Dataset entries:
▬▬▬
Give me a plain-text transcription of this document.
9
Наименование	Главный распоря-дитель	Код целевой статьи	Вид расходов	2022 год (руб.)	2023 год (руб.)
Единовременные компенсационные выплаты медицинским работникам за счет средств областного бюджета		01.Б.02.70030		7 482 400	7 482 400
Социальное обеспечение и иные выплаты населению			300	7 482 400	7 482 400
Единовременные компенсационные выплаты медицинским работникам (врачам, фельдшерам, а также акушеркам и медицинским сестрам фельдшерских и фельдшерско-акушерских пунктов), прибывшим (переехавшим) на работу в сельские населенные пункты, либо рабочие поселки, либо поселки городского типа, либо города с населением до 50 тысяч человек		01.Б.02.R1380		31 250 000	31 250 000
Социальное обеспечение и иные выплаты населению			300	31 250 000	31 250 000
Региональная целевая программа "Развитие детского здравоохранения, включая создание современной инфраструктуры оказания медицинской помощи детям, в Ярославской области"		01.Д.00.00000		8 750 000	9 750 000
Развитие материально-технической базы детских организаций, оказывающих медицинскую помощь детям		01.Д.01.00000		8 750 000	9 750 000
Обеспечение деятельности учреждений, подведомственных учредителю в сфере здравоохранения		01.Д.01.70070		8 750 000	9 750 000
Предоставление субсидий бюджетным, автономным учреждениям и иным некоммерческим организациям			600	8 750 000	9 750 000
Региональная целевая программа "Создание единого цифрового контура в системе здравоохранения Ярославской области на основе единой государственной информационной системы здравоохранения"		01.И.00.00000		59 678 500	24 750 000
▬▬▬
Written instruction
Please return the data above exactly as given.

Response below
Give me a plain-text transcription of this document.
9
Наименование	Главный распоря-дитель	Код целевой статьи	Вид расходов	2022 год (руб.)	2023 год (руб.)
Единовременные компенсационные выплаты медицинским работникам за счет средств областного бюджета		01.Б.02.70030		7 482 400	7 482 400
Социальное обеспечение и иные выплаты населению			300	7 482 400	7 482 400
Единовременные компенсационные выплаты медицинским работникам (врачам, фельдшерам, а также акушеркам и медицинским сестрам фельдшерских и фельдшерско-акушерских пунктов), прибывшим (переехавшим) на работу в сельские населенные пункты, либо рабочие поселки, либо поселки городского типа, либо города с населением до 50 тысяч человек		01.Б.02.R1380		31 250 000	31 250 000
Социальное обеспечение и иные выплаты населению			300	31 250 000	31 250 000
Региональная целевая программа "Развитие детского здравоохранения, включая создание современной инфраструктуры оказания медицинской помощи детям, в Ярославской области"		01.Д.00.00000		8 750 000	9 750 000
Развитие материально-технической базы детских организаций, оказывающих медицинскую помощь детям		01.Д.01.00000		8 750 000	9 750 000
Обеспечение деятельности учреждений, подведомственных учредителю в сфере здравоохранения		01.Д.01.70070		8 750 000	9 750 000
Предоставление субсидий бюджетным, автономным учреждениям и иным некоммерческим организациям			600	8 750 000	9 750 000
Региональная целевая программа "Создание единого цифрового контура в системе здравоохранения Ярославской области на основе единой государственной информационной системы здравоохранения"		01.И.00.00000		59 678 500	24 750 000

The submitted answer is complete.